> _PROBLEM DETAILS_
Where a line below holds the string "在汇报中", copy that line.

> _EXTRACTED MATERIAL_
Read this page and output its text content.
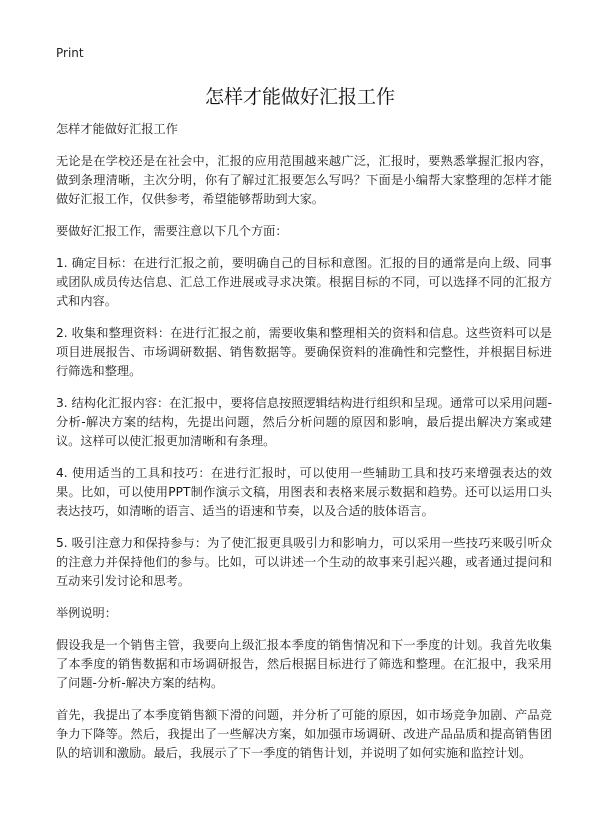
Print
怎样才能做好汇报工作

怎样才能做好汇报工作

无论是在学校还是在社会中，汇报的应用范围越来越广泛，汇报时，要熟悉掌握汇报内容，做到条理清晰，主次分明，你有了解过汇报要怎么写吗？下面是小编帮大家整理的怎样才能做好汇报工作，仅供参考，希望能够帮助到大家。

要做好汇报工作，需要注意以下几个方面：

1. 确定目标：在进行汇报之前，要明确自己的目标和意图。汇报的目的通常是向上级、同事或团队成员传达信息、汇总工作进展或寻求决策。根据目标的不同，可以选择不同的汇报方式和内容。

2. 收集和整理资料：在进行汇报之前，需要收集和整理相关的资料和信息。这些资料可以是项目进展报告、市场调研数据、销售数据等。要确保资料的准确性和完整性，并根据目标进行筛选和整理。

3. 结构化汇报内容：在汇报中，要将信息按照逻辑结构进行组织和呈现。通常可以采用问题-分析-解决方案的结构，先提出问题，然后分析问题的原因和影响，最后提出解决方案或建议。这样可以使汇报更加清晰和有条理。

4. 使用适当的工具和技巧：在进行汇报时，可以使用一些辅助工具和技巧来增强表达的效果。比如，可以使用PPT制作演示文稿，用图表和表格来展示数据和趋势。还可以运用口头表达技巧，如清晰的语言、适当的语速和节奏，以及合适的肢体语言。

5. 吸引注意力和保持参与：为了使汇报更具吸引力和影响力，可以采用一些技巧来吸引听众的注意力并保持他们的参与。比如，可以讲述一个生动的故事来引起兴趣，或者通过提问和互动来引发讨论和思考。

举例说明：

假设我是一个销售主管，我要向上级汇报本季度的销售情况和下一季度的计划。我首先收集了本季度的销售数据和市场调研报告，然后根据目标进行了筛选和整理。在汇报中，我采用了问题-分析-解决方案的结构。

首先，我提出了本季度销售额下滑的问题，并分析了可能的原因，如市场竞争加剧、产品竞争力下降等。然后，我提出了一些解决方案，如加强市场调研、改进产品品质和提高销售团队的培训和激励。最后，我展示了下一季度的销售计划，并说明了如何实施和监控计划。
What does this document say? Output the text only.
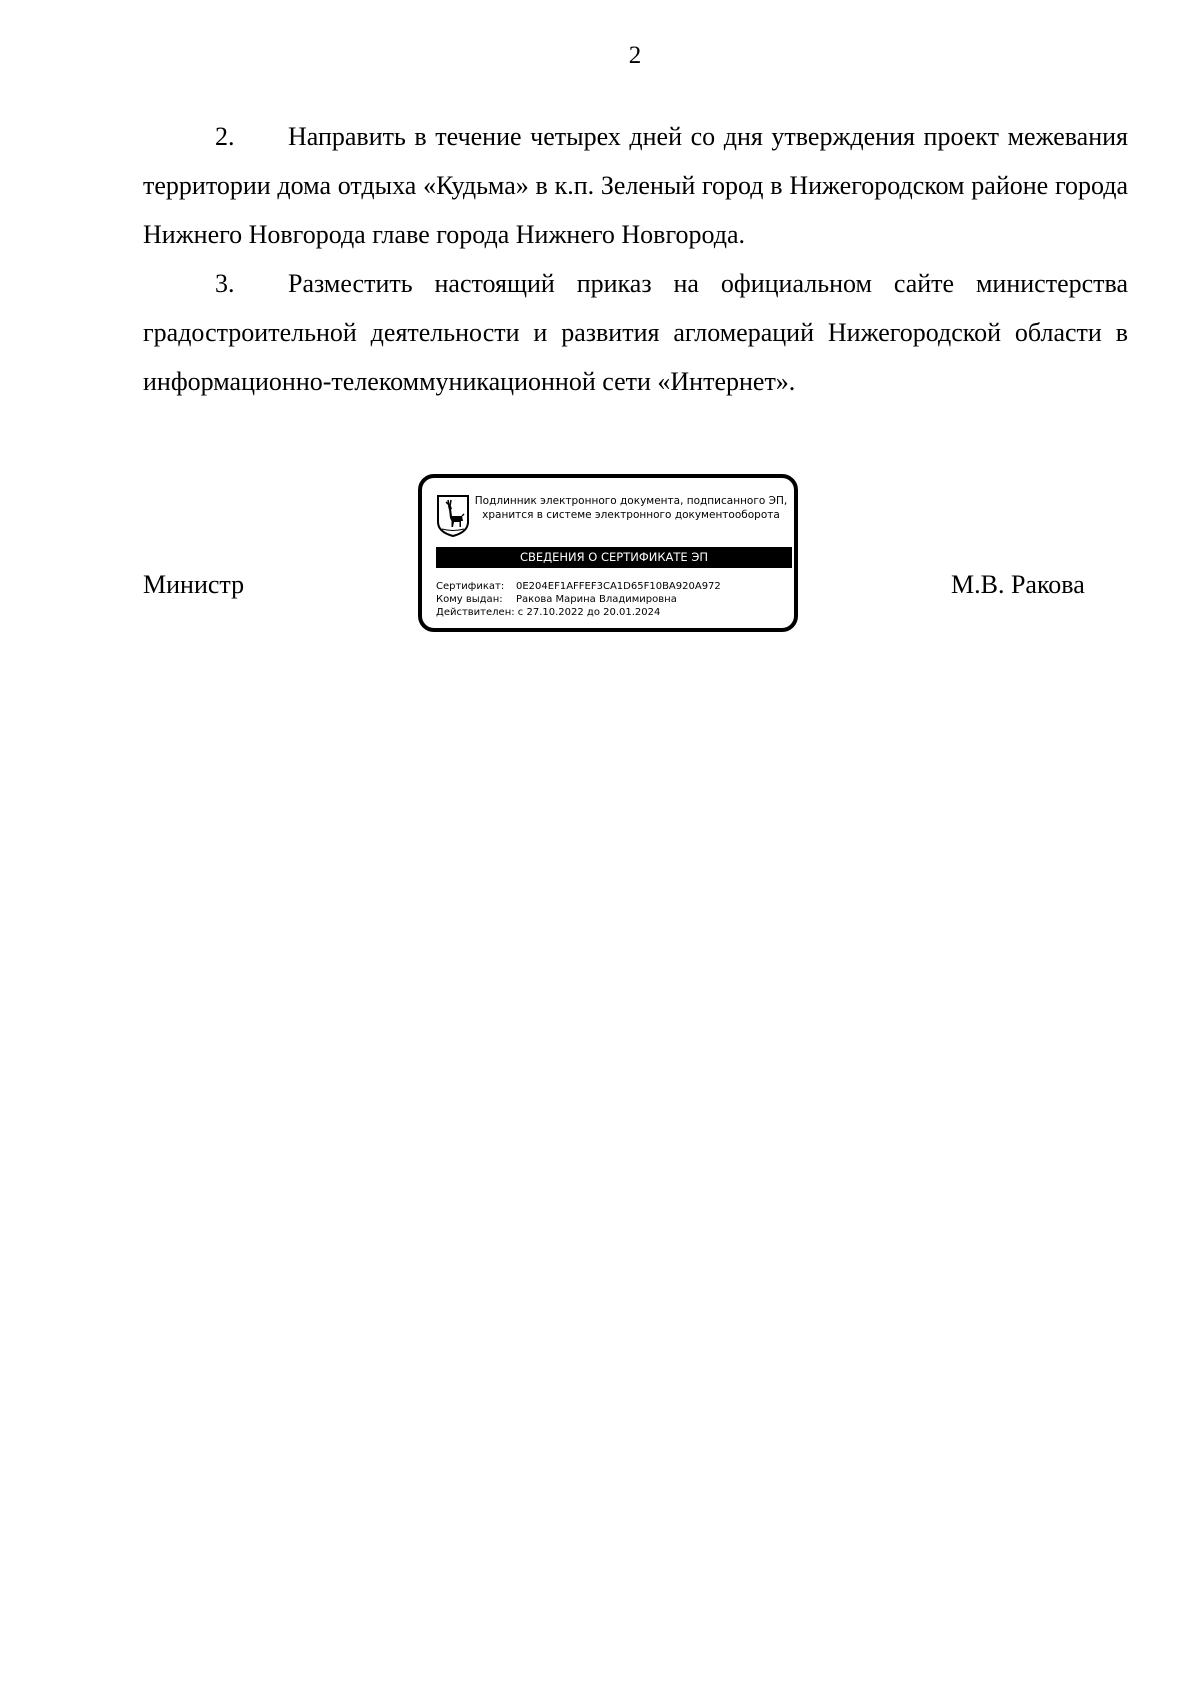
2

2. Направить в течение четырех дней со дня утверждения проект межевания территории дома отдыха «Кудьма» в к.п. Зеленый город в Нижегородском районе города Нижнего Новгорода главе города Нижнего Новгорода.

3. Разместить настоящий приказ на официальном сайте министерства градостроительной деятельности и развития агломераций Нижегородской области в информационно-телекоммуникационной сети «Интернет».

Министр	М.В. Ракова
Подлинник электронного документа, подписанного ЭП,
хранится в системе электронного документооборота
СВЕДЕНИЯ О СЕРТИФИКАТЕ ЭП
Сертификат: 0E204EF1AFFEF3CA1D65F10BA920A972
Кому выдан: Ракова Марина Владимировна
Действителен: с 27.10.2022 до 20.01.2024
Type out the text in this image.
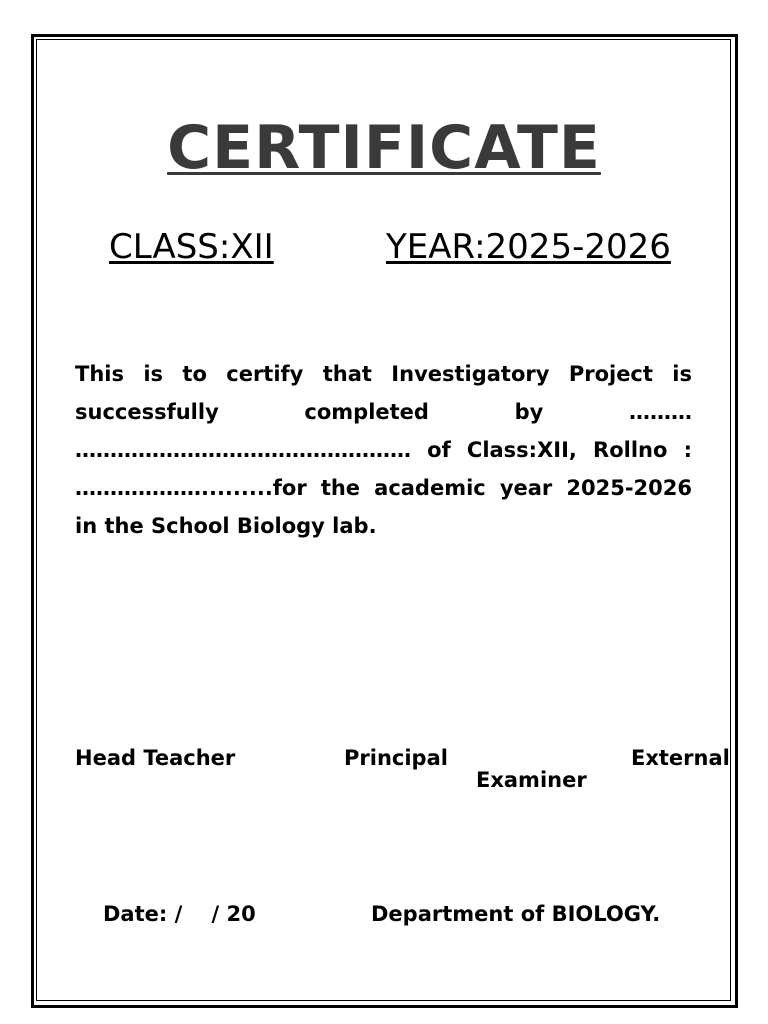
CERTIFICATE
CLASS:XII	YEAR:2025-2026
This is to certify that Investigatory Project is successfully completed by ……… ………………………………………… of Class:XII, Rollno : ……………….........for the academic year 2025-2026 in the School Biology lab.
Head Teacher	Principal	External
Examiner
Date: /    / 20	Department of BIOLOGY.
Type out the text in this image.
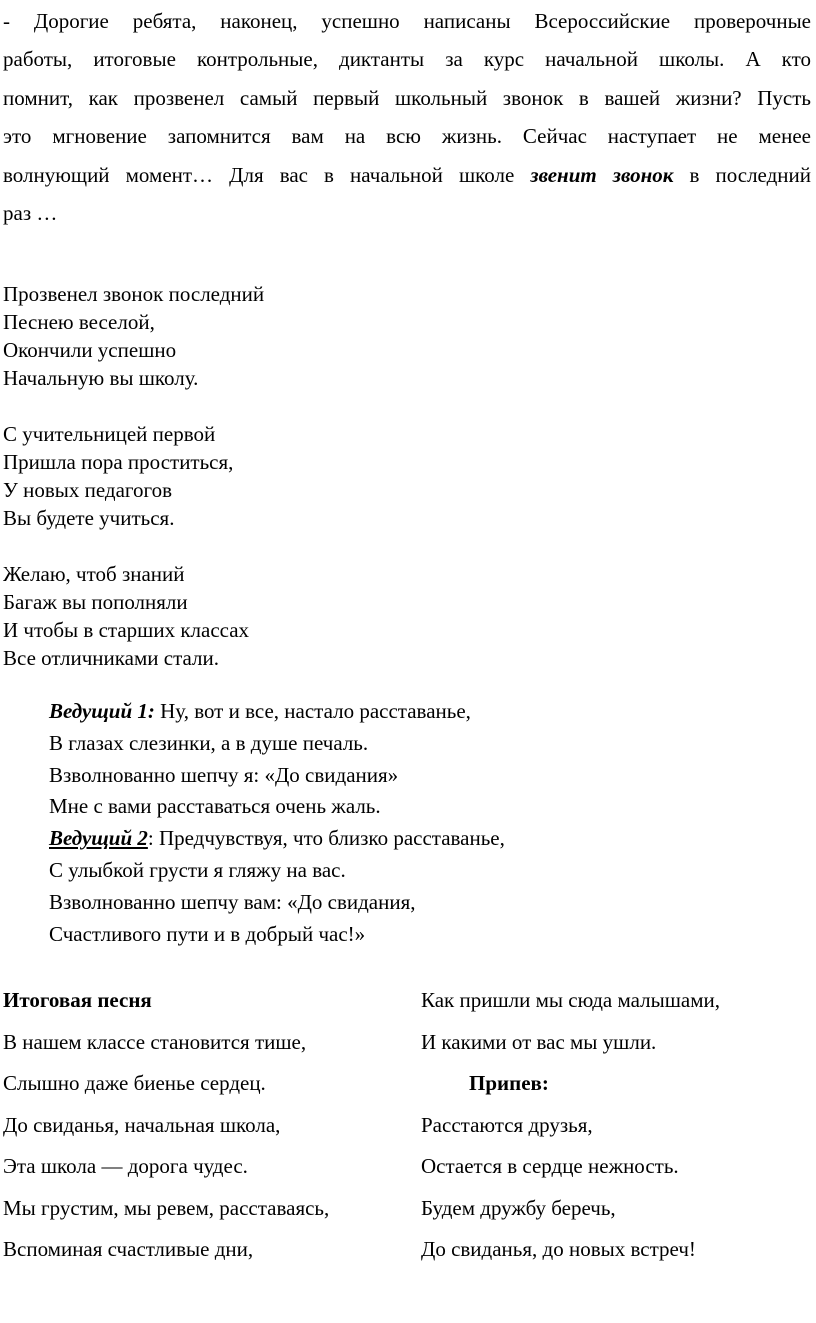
- Дорогие ребята, наконец, успешно написаны Всероссийские проверочные
работы, итоговые контрольные, диктанты за курс начальной школы. А кто
помнит, как прозвенел самый первый школьный звонок в вашей жизни? Пусть
это мгновение запомнится вам на всю жизнь. Сейчас наступает не менее
волнующий момент… Для вас в начальной школе звенит звонок в последний
раз …
Прозвенел звонок последний
Песнею веселой,
Окончили успешно
Начальную вы школу.
С учительницей первой
Пришла пора проститься,
У новых педагогов
Вы будете учиться.
Желаю, чтоб знаний
Багаж вы пополняли
И чтобы в старших классах
Все отличниками стали.
Ведущий 1: Ну, вот и все, настало расставанье,
В глазах слезинки, а в душе печаль.
Взволнованно шепчу я: «До свидания»
Мне с вами расставаться очень жаль.
Ведущий 2: Предчувствуя, что близко расставанье,
С улыбкой грусти я гляжу на вас.
Взволнованно шепчу вам: «До свидания,
Счастливого пути и в добрый час!»
Итоговая песня
В нашем классе становится тише,
Слышно даже биенье сердец.
До свиданья, начальная школа,
Эта школа — дорога чудес.
Мы грустим, мы ревем, расставаясь,
Вспоминая счастливые дни,
Как пришли мы сюда малышами,
И какими от вас мы ушли.
Припев:
Расстаются друзья,
Остается в сердце нежность.
Будем дружбу беречь,
До свиданья, до новых встреч!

> _RESPONSE BELOW_
3. 结构化汇报内容：在汇报中，要将信息按照逻辑结构进行组织和呈现。通常可以采用问题-分析-解决方案的结构，先提出问题，然后分析问题的原因和影响，最后提出解决方案或建议。这样可以使汇报更加清晰和有条理。
假设我是一个销售主管，我要向上级汇报本季度的销售情况和下一季度的计划。我首先收集了本季度的销售数据和市场调研报告，然后根据目标进行了筛选和整理。在汇报中，我采用了问题-分析-解决方案的结构。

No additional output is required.